One of Grant's players is David Childers, who plays as their substitute kicker. At first, David is hesitant to join the football team because he considered himself more of a soccer player rather than a football player. After his father encouraged him to try out, he actually makes the team. However, he is still scared that he won't be able to make the team score during matches because he thinks he can't kick every far. His father, who is unable to walk, tells him not to mope around waiting for something to happen. He tells David that he should always put his complete faith in God whenever we are afraid, and something great will happen.
I couldn't help but feel incredibly inspired after watching the movie. It was a reminder that God has something great in store for me and that everything happening in my life right now, including all the struggles, is a part of his amazing plan. It also reminded me that if I put my complete trust in God, great things will happen.
Recently, I faced one of the biggest giants I have ever faced so far: an audition. I'm not talking about the kind of audition I experienced back in 2008 for Repertory Philippines' A Christmas Carol. I'm talking about a real audition, one that most theatre artists go through now, with all the readings and dance auditions. Last July 28 and 29, I experienced all of that.
I auditioned for Rep's Camp Rock. I was very excited because I haven't been involved in any theatre production for the last four years. I had simply missed the stage so much. I practiced and practiced for about a month with my voice teacher, Teacher Amy. I did everything I could to help me pass this audition.
Although I don't remember being nervous during the first weeks of practicing, I do remember having sudden urges of panic two weeks before the auditions. I remember not being able to sleep and praying to God to help me make it through the auditions.
When the day of the auditions finally arrived, I was swarmed with complete nervousness. What if I don't make it? What if they don't like me? What if I screw up while singing? These questions kept ringing and ringing in my head. I couldn't even eat a proper lunch before heading up to the Rep office!
Waiting for my turn to audition was even more nerve-wrecking. I had my audition song on repeat, so that I wouldn't miss any little detail while I was singing. SO many people turned up for the auditions and a lot of them were far older than me. Talk about scary?!
I was the 38th person to audition. I was all fidgety as I sat there waiting for my turn to enter the room. When they finally called me, I said softly, "This is for you God!" Somehow, when I entered the room, all my nervousness simply drifted away. I didn't feel anything at all. There were around seven people who were going to watch me do what I love: performing. I sang Brand New You from 13 the Musical. Tito Audie Gemora {I've worked with him in A Christmas Carol} cut me off before I even got to the part where I could show my vocal range. To my amazement, they asked if I could stay and wait for a while! My heart skipped a beat. This is it, I told myself. This is it.
They asked me to come back the next day for callbacks. This time, we were going to do readings (an activity where you read lines with partners) and dance auditions. I was pretty excited for the readings (getting to pretend to be another person is fun!) but I was freaking out over the dance auditions. You see, I'm not much of a dancer. I guess this was another giant I had to face.

****************************************

▶ EXERCISE SET
- a) Please retype the stretch of the audition story from "When the day" through "Talk about scary?!".
- b) Turn the paragraph of the audition story beginning "I auditioned for Rep's Camp Rock" into a short list that keeps its main facts.
- c) Decide whether each statement agrees with the audition story, answering yes or no and quoting the words that settle it: (i) The writer was the 38th person to audition. (ii) The writer felt confident about the dance auditions. (iii) The writer sang a song from Camp Rock at the first audition.

▶ DATA SEGMENT
****************************************

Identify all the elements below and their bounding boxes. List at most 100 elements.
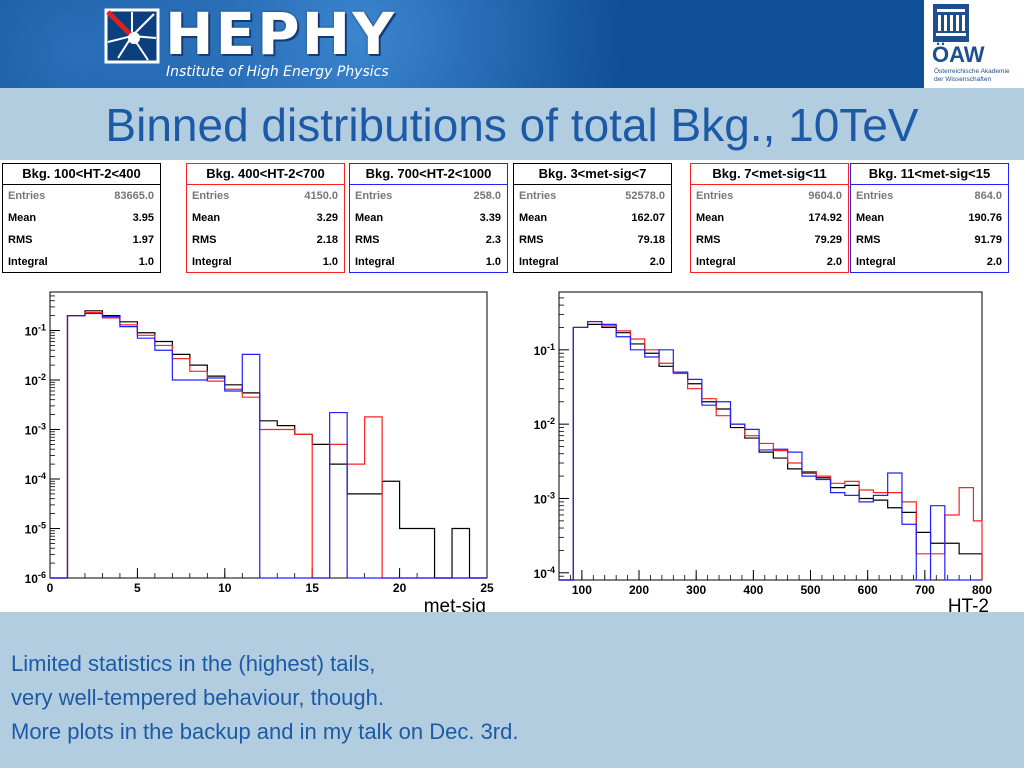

****************************************

▶ TASK RESULTS
- a)
When the day of the auditions finally arrived, I was swarmed with complete nervousness. What if I don't make it? What if they don't like me? What if I screw up while singing? These questions kept ringing and ringing in my head. I couldn't even eat a proper lunch before heading up to the Rep office!
Waiting for my turn to audition was even more nerve-wrecking. I had my audition song on repeat, so that I wouldn't miss any little detail while I was singing. SO many people turned up for the auditions and a lot of them were far older than me. Talk about scary?!

- b)
- Auditioned for Rep's Camp Rock
- Was very excited, having not been in any theatre production for the last four years
- Had missed the stage a great deal
- Practiced for about a month with voice teacher Teacher Amy
- Did everything possible to pass the audition

- c)
(i) Yes: "I was the 38th person to audition."
(ii) No: "I was freaking out over the dance auditions."
(iii) No: "I sang Brand New You from 13 the Musical."